___ Material provided

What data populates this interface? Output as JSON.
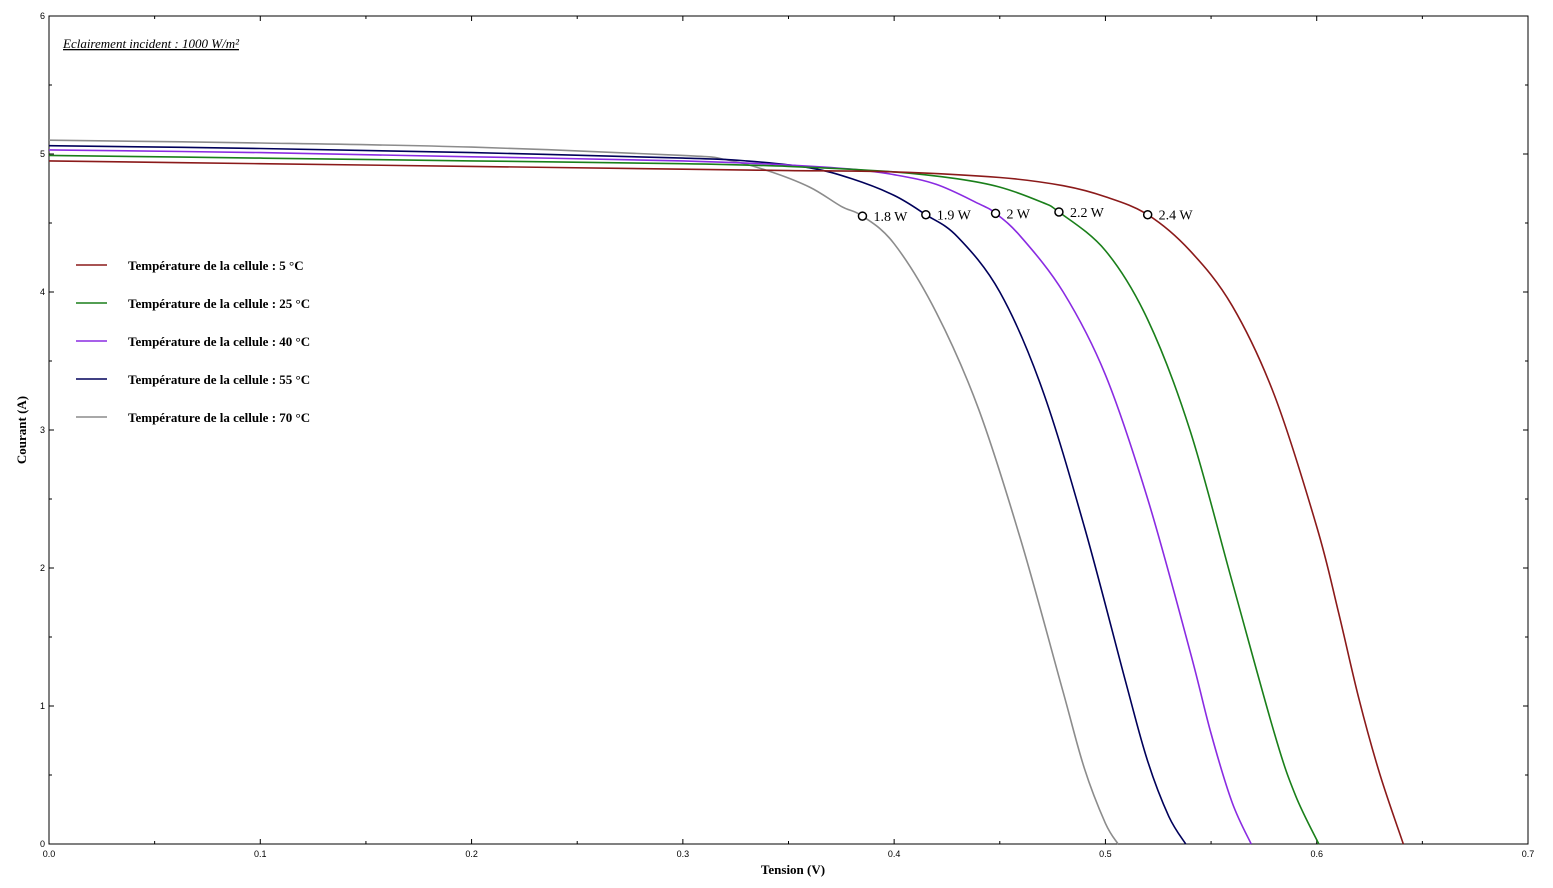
{
  "chart_data": {
    "type": "line",
    "title": "",
    "note": "Eclairement incident : 1000 W/m²",
    "xlabel": "Tension (V)",
    "ylabel": "Courant (A)",
    "xlim": [
      0,
      0.7
    ],
    "ylim": [
      0,
      6
    ],
    "xticks": [
      "0.0",
      "0.1",
      "0.2",
      "0.3",
      "0.4",
      "0.5",
      "0.6",
      "0.7"
    ],
    "yticks": [
      "0",
      "1",
      "2",
      "3",
      "4",
      "5",
      "6"
    ],
    "grid": false,
    "legend_position": "left",
    "series": [
      {
        "name": "Température de la cellule : 5 °C",
        "color": "#8b1a1a",
        "x": [
          0,
          0.1,
          0.2,
          0.3,
          0.35,
          0.4,
          0.45,
          0.48,
          0.5,
          0.52,
          0.54,
          0.56,
          0.58,
          0.6,
          0.61,
          0.62,
          0.63,
          0.641
        ],
        "y": [
          4.95,
          4.93,
          4.91,
          4.89,
          4.88,
          4.87,
          4.83,
          4.77,
          4.69,
          4.56,
          4.3,
          3.9,
          3.25,
          2.3,
          1.7,
          1.05,
          0.5,
          0.0
        ],
        "mpp": {
          "x": 0.52,
          "y": 4.56,
          "label": "2.4 W"
        }
      },
      {
        "name": "Température de la cellule : 25 °C",
        "color": "#1a7f1a",
        "x": [
          0,
          0.1,
          0.2,
          0.3,
          0.35,
          0.4,
          0.43,
          0.45,
          0.47,
          0.478,
          0.5,
          0.52,
          0.54,
          0.56,
          0.58,
          0.59,
          0.601
        ],
        "y": [
          4.99,
          4.97,
          4.95,
          4.93,
          4.91,
          4.87,
          4.82,
          4.76,
          4.65,
          4.58,
          4.3,
          3.8,
          3.0,
          1.9,
          0.8,
          0.35,
          0.0
        ],
        "mpp": {
          "x": 0.478,
          "y": 4.58,
          "label": "2.2 W"
        }
      },
      {
        "name": "Température de la cellule : 40 °C",
        "color": "#8a2be2",
        "x": [
          0,
          0.1,
          0.2,
          0.3,
          0.35,
          0.38,
          0.4,
          0.42,
          0.44,
          0.448,
          0.46,
          0.48,
          0.5,
          0.52,
          0.54,
          0.55,
          0.56,
          0.569
        ],
        "y": [
          5.03,
          5.01,
          4.98,
          4.95,
          4.92,
          4.89,
          4.85,
          4.78,
          4.64,
          4.57,
          4.4,
          4.0,
          3.4,
          2.5,
          1.4,
          0.8,
          0.3,
          0.0
        ],
        "mpp": {
          "x": 0.448,
          "y": 4.57,
          "label": "2 W"
        }
      },
      {
        "name": "Température de la cellule : 55 °C",
        "color": "#00005a",
        "x": [
          0,
          0.1,
          0.2,
          0.3,
          0.33,
          0.36,
          0.38,
          0.4,
          0.415,
          0.43,
          0.45,
          0.47,
          0.49,
          0.51,
          0.52,
          0.53,
          0.538
        ],
        "y": [
          5.06,
          5.04,
          5.01,
          4.97,
          4.95,
          4.9,
          4.82,
          4.7,
          4.56,
          4.4,
          4.0,
          3.3,
          2.3,
          1.15,
          0.6,
          0.2,
          0.0
        ],
        "mpp": {
          "x": 0.415,
          "y": 4.56,
          "label": "1.9 W"
        }
      },
      {
        "name": "Température de la cellule : 70 °C",
        "color": "#8c8c8c",
        "x": [
          0,
          0.1,
          0.2,
          0.3,
          0.32,
          0.34,
          0.36,
          0.375,
          0.385,
          0.4,
          0.42,
          0.44,
          0.46,
          0.48,
          0.49,
          0.5,
          0.506
        ],
        "y": [
          5.1,
          5.08,
          5.05,
          4.99,
          4.96,
          4.88,
          4.76,
          4.62,
          4.55,
          4.35,
          3.85,
          3.15,
          2.2,
          1.1,
          0.55,
          0.15,
          0.0
        ],
        "mpp": {
          "x": 0.385,
          "y": 4.55,
          "label": "1.8 W"
        }
      }
    ]
  }
}
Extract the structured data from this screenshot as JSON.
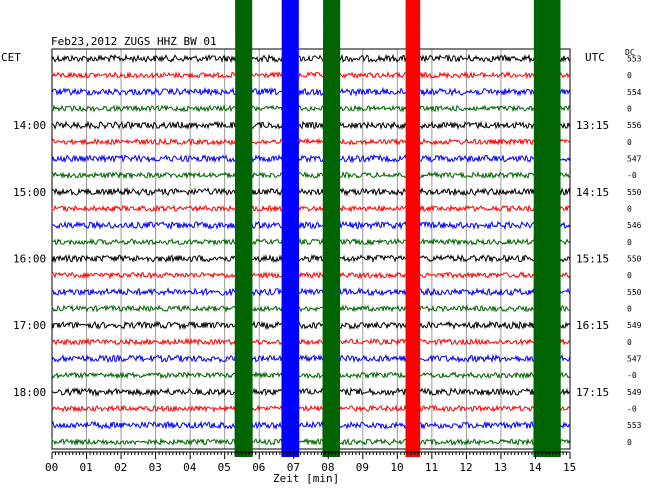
{
  "header": {
    "title": "Feb23,2012  ZUGS HHZ BW 01",
    "left_tz": "CET",
    "right_tz": "UTC",
    "dc_label": "DC"
  },
  "chart_data": {
    "type": "helicorder",
    "title": "Feb23,2012  ZUGS HHZ BW 01",
    "xlabel": "Zeit [min]",
    "x_ticks": [
      "00",
      "01",
      "02",
      "03",
      "04",
      "05",
      "06",
      "07",
      "08",
      "09",
      "10",
      "11",
      "12",
      "13",
      "14",
      "15"
    ],
    "xlim": [
      0,
      15
    ],
    "grid": true,
    "trace_count": 24,
    "trace_colors": [
      "#000000",
      "#ff0000",
      "#0000ff",
      "#006400"
    ],
    "left_labels": [
      {
        "row": 4,
        "text": "14:00"
      },
      {
        "row": 8,
        "text": "15:00"
      },
      {
        "row": 12,
        "text": "16:00"
      },
      {
        "row": 16,
        "text": "17:00"
      },
      {
        "row": 20,
        "text": "18:00"
      }
    ],
    "right_labels": [
      {
        "row": 4,
        "text": "13:15"
      },
      {
        "row": 8,
        "text": "14:15"
      },
      {
        "row": 12,
        "text": "15:15"
      },
      {
        "row": 16,
        "text": "16:15"
      },
      {
        "row": 20,
        "text": "17:15"
      }
    ],
    "dc_values": [
      "553",
      "0",
      "554",
      "0",
      "556",
      "0",
      "547",
      "-0",
      "550",
      "0",
      "546",
      "0",
      "550",
      "0",
      "550",
      "0",
      "549",
      "0",
      "547",
      "-0",
      "549",
      "-0",
      "553",
      "0"
    ],
    "events": [
      {
        "color": "#006400",
        "minute": 5.55,
        "span": 3.0
      },
      {
        "color": "#0000ff",
        "minute": 6.9,
        "span": 3.0
      },
      {
        "color": "#006400",
        "minute": 8.1,
        "span": 3.0
      },
      {
        "color": "#ff0000",
        "minute": 10.45,
        "span": 2.5
      },
      {
        "color": "#006400",
        "minute": 14.2,
        "span": 3.0
      },
      {
        "color": "#006400",
        "minute": 14.55,
        "span": 2.0
      }
    ]
  }
}
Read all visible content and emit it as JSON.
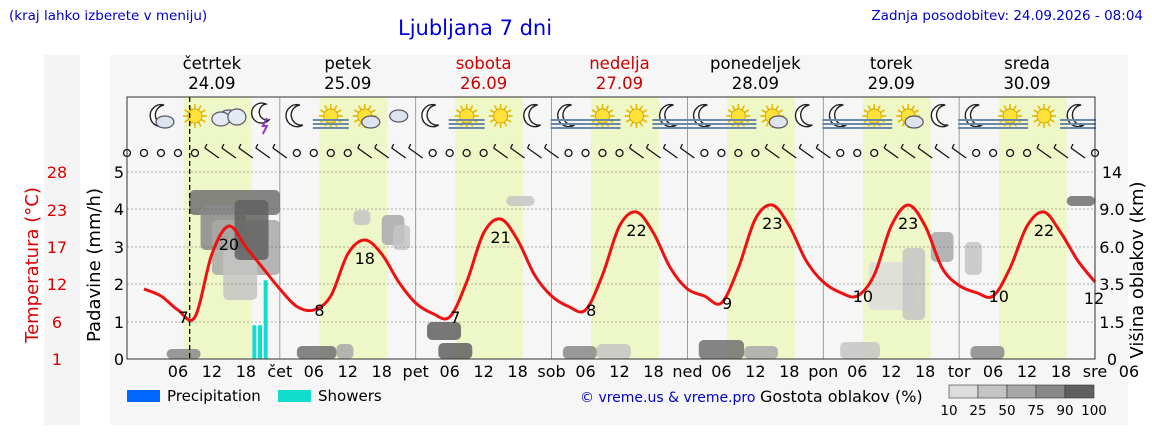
{
  "header": {
    "left_note": "(kraj lahko izberete v meniju)",
    "title": "Ljubljana 7 dni",
    "updated": "Zadnja posodobitev: 24.09.2026 - 08:04"
  },
  "days": [
    {
      "name": "četrtek",
      "date": "24.09",
      "weekend": false
    },
    {
      "name": "petek",
      "date": "25.09",
      "weekend": false
    },
    {
      "name": "sobota",
      "date": "26.09",
      "weekend": true
    },
    {
      "name": "nedelja",
      "date": "27.09",
      "weekend": true
    },
    {
      "name": "ponedeljek",
      "date": "28.09",
      "weekend": false
    },
    {
      "name": "torek",
      "date": "29.09",
      "weekend": false
    },
    {
      "name": "sreda",
      "date": "30.09",
      "weekend": false
    }
  ],
  "weather_icons": [
    [
      "moon-cloud-icon",
      "sun-icon",
      "clouds-icon",
      "thunderstorm-icon"
    ],
    [
      "moon-icon",
      "sun-fog-icon",
      "sun-cloud-icon",
      "cloud-icon"
    ],
    [
      "moon-icon",
      "sun-fog-icon",
      "sun-icon",
      "moon-icon"
    ],
    [
      "moon-fog-icon",
      "sun-fog-icon",
      "sun-icon",
      "moon-fog-icon"
    ],
    [
      "moon-fog-icon",
      "sun-fog-icon",
      "sun-cloud-icon",
      "moon-icon"
    ],
    [
      "moon-fog-icon",
      "sun-fog-icon",
      "sun-cloud-icon",
      "moon-icon"
    ],
    [
      "moon-fog-icon",
      "sun-fog-icon",
      "sun-icon",
      "moon-fog-icon"
    ]
  ],
  "chart_data": {
    "type": "line",
    "x_unit": "hour",
    "x_ticks": [
      "06",
      "12",
      "18",
      "čet",
      "06",
      "12",
      "18",
      "pet",
      "06",
      "12",
      "18",
      "sob",
      "06",
      "12",
      "18",
      "ned",
      "06",
      "12",
      "18",
      "pon",
      "06",
      "12",
      "18",
      "tor",
      "06",
      "12",
      "18",
      "sre",
      "06",
      "12",
      "18"
    ],
    "day_labels": [
      "pet",
      "sob",
      "ned",
      "pon",
      "tor",
      "sre"
    ],
    "current_time": "24.09 08:04",
    "axes": {
      "left_temp_label": "Temperatura (°C)",
      "left_temp_ticks": [
        "28",
        "23",
        "17",
        "12",
        "6",
        "1"
      ],
      "left_precip_label": "Padavine (mm/h)",
      "left_precip_ticks": [
        "5",
        "4",
        "3",
        "2",
        "1",
        "0"
      ],
      "right_label": "Višina oblakov (km)",
      "right_ticks": [
        "14",
        "9.0",
        "6.0",
        "3.5",
        "1.5",
        "0"
      ]
    },
    "temperature": {
      "color": "#ee1111",
      "x_hours": [
        0,
        3,
        6,
        9,
        12,
        15,
        18,
        21,
        24,
        27,
        30,
        33,
        36,
        39,
        42,
        45,
        48,
        51,
        54,
        57,
        60,
        63,
        66,
        69,
        72,
        75,
        78,
        81,
        84,
        87,
        90,
        93,
        96,
        99,
        102,
        105,
        108,
        111,
        114,
        117,
        120,
        123,
        126,
        129,
        132,
        135,
        138,
        141,
        144,
        147,
        150,
        153,
        156,
        159,
        162,
        165,
        168
      ],
      "values_c": [
        11,
        10,
        8,
        7,
        16,
        20,
        17,
        14,
        11,
        8.5,
        8,
        10,
        16,
        18,
        16,
        12,
        9,
        7.5,
        7,
        12,
        19,
        21,
        18,
        13,
        10,
        8.5,
        8,
        13,
        20,
        22,
        19,
        14,
        11,
        10,
        9,
        14,
        21,
        23,
        20,
        15,
        12,
        10.5,
        10,
        13,
        20,
        23,
        20,
        14,
        11.5,
        10.5,
        10,
        14,
        20,
        22,
        19,
        15,
        12
      ],
      "labels": [
        {
          "h": 7,
          "v": "7"
        },
        {
          "h": 15,
          "v": "20"
        },
        {
          "h": 31,
          "v": "8"
        },
        {
          "h": 39,
          "v": "18"
        },
        {
          "h": 55,
          "v": "7"
        },
        {
          "h": 63,
          "v": "21"
        },
        {
          "h": 79,
          "v": "8"
        },
        {
          "h": 87,
          "v": "22"
        },
        {
          "h": 103,
          "v": "9"
        },
        {
          "h": 111,
          "v": "23"
        },
        {
          "h": 127,
          "v": "10"
        },
        {
          "h": 135,
          "v": "23"
        },
        {
          "h": 151,
          "v": "10"
        },
        {
          "h": 159,
          "v": "22"
        },
        {
          "h": 168,
          "v": "12"
        }
      ]
    },
    "showers": [
      {
        "h": 19.5,
        "mm": 0.9
      },
      {
        "h": 20.5,
        "mm": 0.9
      },
      {
        "h": 21.5,
        "mm": 2.1
      }
    ],
    "legend": [
      {
        "label": "Precipitation",
        "color": "#0066ff"
      },
      {
        "label": "Showers",
        "color": "#11ddcc"
      }
    ],
    "cloud_legend": {
      "label": "Gostota oblakov (%)",
      "values": [
        "10",
        "25",
        "50",
        "75",
        "90",
        "100"
      ],
      "colors": [
        "#dcdcdc",
        "#c4c4c4",
        "#a8a8a8",
        "#888888",
        "#606060"
      ]
    },
    "credit": "© vreme.us & vreme.pro"
  }
}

______

Work instructions
Select the lines that carry the string "this" and copy them.

Completed task
What data populates this interface? Output as JSON.
Extract the structured data from this screenshot as JSON.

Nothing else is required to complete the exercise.